GIVEN PROBLEM
Retype, without alteration, each line from the line containing "Read out every word on this page." to the final line of the records.

SUPPLIED ENTRIES
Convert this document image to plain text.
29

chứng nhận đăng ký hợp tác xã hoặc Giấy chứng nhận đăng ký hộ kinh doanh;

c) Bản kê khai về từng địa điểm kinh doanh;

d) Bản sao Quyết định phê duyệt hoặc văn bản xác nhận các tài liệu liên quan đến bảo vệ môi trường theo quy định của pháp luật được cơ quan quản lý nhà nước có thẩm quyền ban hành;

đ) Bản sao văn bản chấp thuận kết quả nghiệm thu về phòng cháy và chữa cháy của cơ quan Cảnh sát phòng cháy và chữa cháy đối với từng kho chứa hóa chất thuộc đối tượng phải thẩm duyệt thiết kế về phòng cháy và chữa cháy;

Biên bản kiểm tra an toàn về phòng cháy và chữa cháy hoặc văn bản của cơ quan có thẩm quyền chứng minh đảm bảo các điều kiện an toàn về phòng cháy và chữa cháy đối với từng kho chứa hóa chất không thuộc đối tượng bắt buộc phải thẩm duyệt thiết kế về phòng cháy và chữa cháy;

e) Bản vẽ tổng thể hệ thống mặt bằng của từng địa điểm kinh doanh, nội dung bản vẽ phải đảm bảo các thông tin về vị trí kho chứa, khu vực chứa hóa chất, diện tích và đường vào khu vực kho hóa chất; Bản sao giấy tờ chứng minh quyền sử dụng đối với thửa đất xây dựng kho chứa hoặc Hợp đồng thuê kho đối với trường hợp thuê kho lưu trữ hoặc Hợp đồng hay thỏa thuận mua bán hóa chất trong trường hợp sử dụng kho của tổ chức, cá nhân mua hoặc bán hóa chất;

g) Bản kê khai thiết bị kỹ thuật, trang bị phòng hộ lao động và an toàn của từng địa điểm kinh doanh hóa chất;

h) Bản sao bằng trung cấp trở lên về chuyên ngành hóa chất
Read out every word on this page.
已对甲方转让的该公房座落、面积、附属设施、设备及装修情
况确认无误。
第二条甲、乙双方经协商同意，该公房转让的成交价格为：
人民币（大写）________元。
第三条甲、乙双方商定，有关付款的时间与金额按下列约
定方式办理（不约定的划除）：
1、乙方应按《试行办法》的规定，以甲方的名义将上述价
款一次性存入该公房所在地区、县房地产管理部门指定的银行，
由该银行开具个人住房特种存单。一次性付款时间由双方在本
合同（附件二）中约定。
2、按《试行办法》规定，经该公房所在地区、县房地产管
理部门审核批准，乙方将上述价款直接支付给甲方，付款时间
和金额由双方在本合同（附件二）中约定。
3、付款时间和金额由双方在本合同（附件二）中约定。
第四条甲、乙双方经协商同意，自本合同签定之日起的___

SOLUTION FOR THIS TASK
Read out every word on this page.
已对甲方转让的该公房座落、面积、附属设施、设备及装修情
况确认无误。
第二条甲、乙双方经协商同意，该公房转让的成交价格为：
人民币（大写）________元。
第三条甲、乙双方商定，有关付款的时间与金额按下列约
定方式办理（不约定的划除）：
1、乙方应按《试行办法》的规定，以甲方的名义将上述价
款一次性存入该公房所在地区、县房地产管理部门指定的银行，
由该银行开具个人住房特种存单。一次性付款时间由双方在本
合同（附件二）中约定。
2、按《试行办法》规定，经该公房所在地区、县房地产管
理部门审核批准，乙方将上述价款直接支付给甲方，付款时间
和金额由双方在本合同（附件二）中约定。
3、付款时间和金额由双方在本合同（附件二）中约定。
第四条甲、乙双方经协商同意，自本合同签定之日起的___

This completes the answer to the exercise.